━━━━━ THE RECORDS
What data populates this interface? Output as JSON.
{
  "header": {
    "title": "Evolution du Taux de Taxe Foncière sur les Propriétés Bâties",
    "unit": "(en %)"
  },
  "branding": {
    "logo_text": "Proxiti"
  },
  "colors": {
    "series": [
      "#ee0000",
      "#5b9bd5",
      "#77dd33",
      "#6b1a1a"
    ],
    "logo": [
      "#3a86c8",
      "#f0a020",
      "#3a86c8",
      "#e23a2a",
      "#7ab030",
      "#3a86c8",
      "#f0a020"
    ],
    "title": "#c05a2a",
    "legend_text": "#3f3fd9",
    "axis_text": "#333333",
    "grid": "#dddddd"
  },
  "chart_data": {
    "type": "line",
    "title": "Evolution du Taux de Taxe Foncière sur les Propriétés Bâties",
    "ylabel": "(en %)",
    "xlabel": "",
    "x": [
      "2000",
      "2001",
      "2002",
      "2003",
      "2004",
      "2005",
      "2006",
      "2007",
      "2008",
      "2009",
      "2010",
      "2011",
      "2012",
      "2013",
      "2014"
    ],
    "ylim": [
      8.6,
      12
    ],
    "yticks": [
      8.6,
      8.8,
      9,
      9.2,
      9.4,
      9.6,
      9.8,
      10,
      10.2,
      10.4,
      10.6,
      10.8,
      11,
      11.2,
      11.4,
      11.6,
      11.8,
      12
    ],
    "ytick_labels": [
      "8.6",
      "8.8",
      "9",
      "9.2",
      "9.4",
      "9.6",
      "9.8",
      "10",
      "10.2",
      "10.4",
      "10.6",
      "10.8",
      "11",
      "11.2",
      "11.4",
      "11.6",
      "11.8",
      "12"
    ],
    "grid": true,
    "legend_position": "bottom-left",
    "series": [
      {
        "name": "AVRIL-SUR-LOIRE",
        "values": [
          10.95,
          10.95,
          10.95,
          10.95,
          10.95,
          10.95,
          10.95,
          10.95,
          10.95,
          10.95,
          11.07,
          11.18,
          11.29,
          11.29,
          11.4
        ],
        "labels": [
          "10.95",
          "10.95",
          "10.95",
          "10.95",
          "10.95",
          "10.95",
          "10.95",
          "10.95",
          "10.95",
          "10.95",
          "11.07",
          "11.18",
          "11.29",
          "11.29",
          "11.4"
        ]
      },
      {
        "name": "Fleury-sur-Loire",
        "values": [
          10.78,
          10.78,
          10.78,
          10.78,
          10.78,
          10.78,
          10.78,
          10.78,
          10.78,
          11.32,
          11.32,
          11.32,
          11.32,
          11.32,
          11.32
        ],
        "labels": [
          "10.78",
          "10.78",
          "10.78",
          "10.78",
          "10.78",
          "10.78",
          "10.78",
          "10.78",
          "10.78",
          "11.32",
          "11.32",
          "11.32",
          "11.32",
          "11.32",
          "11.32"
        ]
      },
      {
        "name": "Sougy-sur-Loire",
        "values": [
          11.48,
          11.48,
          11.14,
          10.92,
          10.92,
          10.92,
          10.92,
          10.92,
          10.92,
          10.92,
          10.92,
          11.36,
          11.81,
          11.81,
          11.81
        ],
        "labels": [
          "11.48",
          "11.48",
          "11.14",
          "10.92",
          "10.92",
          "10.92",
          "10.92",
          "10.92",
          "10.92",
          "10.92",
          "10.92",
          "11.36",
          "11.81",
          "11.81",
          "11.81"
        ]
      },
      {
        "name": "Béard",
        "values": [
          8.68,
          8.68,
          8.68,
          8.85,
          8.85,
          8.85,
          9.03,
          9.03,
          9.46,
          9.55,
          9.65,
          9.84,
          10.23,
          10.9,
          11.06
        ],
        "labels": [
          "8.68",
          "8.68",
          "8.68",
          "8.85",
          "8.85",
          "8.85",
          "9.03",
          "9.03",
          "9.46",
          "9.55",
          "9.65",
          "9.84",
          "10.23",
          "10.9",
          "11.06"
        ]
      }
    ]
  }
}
━━━━━━━━━━
● STATED GOAL
Check each line above for the string "name" and show the ones that have it.

● IN RESPONSE
        "name": "AVRIL-SUR-LOIRE",
        "name": "Fleury-sur-Loire",
        "name": "Sougy-sur-Loire",
        "name": "Béard",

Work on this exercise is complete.